Entries taken from a collection:
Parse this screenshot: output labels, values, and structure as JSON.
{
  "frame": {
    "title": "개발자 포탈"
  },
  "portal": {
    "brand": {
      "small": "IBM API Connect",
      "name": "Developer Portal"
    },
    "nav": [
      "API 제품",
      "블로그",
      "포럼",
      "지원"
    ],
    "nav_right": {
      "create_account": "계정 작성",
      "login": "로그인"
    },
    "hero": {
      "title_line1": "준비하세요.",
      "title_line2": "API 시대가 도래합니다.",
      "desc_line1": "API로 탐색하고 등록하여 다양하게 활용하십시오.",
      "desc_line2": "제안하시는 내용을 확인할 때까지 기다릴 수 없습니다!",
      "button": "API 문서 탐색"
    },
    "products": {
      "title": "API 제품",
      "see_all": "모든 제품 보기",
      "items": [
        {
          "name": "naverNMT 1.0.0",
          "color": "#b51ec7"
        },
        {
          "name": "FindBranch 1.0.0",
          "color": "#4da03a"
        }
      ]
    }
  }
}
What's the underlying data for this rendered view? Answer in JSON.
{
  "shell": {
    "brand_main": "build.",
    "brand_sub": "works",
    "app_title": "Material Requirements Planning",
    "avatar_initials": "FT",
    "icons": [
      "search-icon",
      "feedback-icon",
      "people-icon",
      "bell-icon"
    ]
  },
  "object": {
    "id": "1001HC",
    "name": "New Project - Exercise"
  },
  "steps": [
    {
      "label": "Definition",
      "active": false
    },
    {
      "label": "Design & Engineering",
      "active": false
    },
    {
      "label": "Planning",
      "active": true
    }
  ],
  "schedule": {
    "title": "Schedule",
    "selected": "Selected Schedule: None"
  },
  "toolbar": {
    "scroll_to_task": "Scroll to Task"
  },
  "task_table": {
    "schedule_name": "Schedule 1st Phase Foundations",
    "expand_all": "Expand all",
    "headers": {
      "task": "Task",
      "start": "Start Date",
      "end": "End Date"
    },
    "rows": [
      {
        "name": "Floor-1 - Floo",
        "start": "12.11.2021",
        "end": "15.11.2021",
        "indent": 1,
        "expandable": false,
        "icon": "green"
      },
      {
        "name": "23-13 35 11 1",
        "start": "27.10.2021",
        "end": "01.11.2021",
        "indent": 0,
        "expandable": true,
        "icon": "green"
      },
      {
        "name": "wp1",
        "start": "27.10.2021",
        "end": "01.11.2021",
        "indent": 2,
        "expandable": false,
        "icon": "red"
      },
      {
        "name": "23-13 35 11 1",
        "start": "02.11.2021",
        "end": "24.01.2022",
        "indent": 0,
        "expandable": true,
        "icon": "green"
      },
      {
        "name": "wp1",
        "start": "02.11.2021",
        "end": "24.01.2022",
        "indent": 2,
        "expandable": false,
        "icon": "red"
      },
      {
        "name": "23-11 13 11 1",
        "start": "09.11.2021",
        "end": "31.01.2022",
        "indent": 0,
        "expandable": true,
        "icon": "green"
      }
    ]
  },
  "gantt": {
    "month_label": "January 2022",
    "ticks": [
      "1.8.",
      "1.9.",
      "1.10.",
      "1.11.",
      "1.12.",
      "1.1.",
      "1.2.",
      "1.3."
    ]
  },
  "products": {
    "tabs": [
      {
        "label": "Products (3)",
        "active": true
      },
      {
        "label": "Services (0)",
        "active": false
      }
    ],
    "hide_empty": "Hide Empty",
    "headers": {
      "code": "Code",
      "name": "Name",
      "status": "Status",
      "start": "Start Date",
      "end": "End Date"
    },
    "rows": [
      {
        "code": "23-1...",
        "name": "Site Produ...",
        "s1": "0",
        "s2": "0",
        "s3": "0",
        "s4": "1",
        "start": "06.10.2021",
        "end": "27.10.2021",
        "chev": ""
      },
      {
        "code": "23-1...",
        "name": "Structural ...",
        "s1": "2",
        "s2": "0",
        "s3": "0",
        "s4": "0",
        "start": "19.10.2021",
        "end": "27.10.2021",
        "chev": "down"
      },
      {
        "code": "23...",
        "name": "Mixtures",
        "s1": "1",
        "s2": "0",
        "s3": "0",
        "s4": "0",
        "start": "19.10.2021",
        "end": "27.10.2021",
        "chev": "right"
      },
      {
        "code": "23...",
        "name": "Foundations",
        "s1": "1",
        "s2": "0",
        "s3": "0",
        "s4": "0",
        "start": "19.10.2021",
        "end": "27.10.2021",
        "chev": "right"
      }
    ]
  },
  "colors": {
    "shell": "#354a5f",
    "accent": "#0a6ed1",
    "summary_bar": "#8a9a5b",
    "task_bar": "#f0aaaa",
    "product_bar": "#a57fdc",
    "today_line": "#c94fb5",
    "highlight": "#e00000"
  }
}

:: What you are asked to do ::
Find every line of the data that holds the string "this", then say how many there are and nothing else.

:: Exercise answer ::
2